### WHAT YOU HAVE TO DO
Please continue the passage on Hive's collection data types, picking up after its final sentence.

### SELECTED EXTRACT
_____
Hive offers several collection data types: struct, map and array. These data types don’t necessarily make a lot of sense if you are moving the data from the well-structured world of the RDBMS but if you are working directly with application generated data or data that is less-structured then this could be a great capability to have in your arsenal.
struct, like in most programming languages, allows you to define a structure with established columns and data types. For example, a column could be called address and be declared as:
address struct<street:string, city:string, state:string, zipcode:int>
When referring to these columns, you would reference it like address.street.
map is a little less structured; instead of predefining the sub-attributes of this column you define a key-value and declare the data type for each. For example, an acceptable map could be:
preferences map<pref_code string, pref_value string>
This gives you the flexibility to add really whatever you want – so long as the first value (key) is the right data type and the second value (actual value) matches also.
_____
### PROVIDED DATA
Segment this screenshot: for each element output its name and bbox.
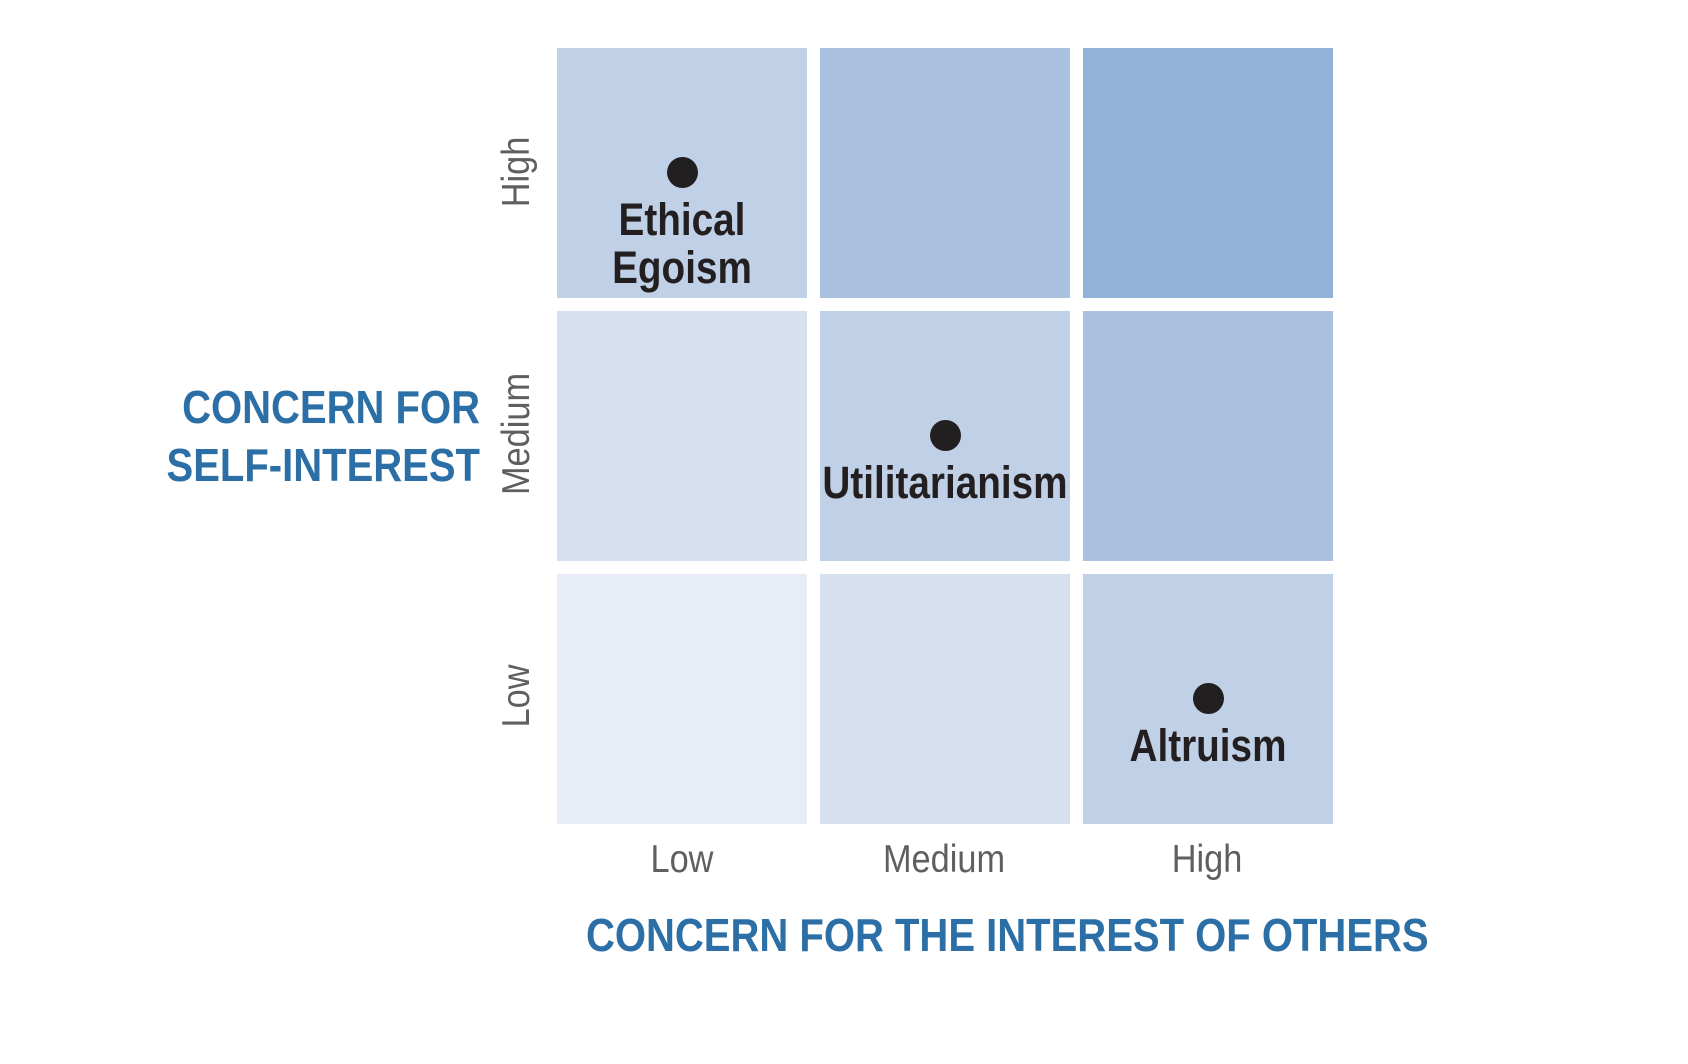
_____
### ANSWER FOR THIS EXERCISE
select preferences["email_offers"] from dim_customer;
Finally, array allows you to store n number of values of the same data type – and functionally speaking the same type of business object, too. In other words, you wouldn’t use an array unless the objects represented the same type of information and using the same data type. An example where an array could be used:
household_ages array[smallint]
You can put all this together into a single example to see how one might use this — again given the existing structure of the data. You probably wouldn’t convert existing structured data into this type of format .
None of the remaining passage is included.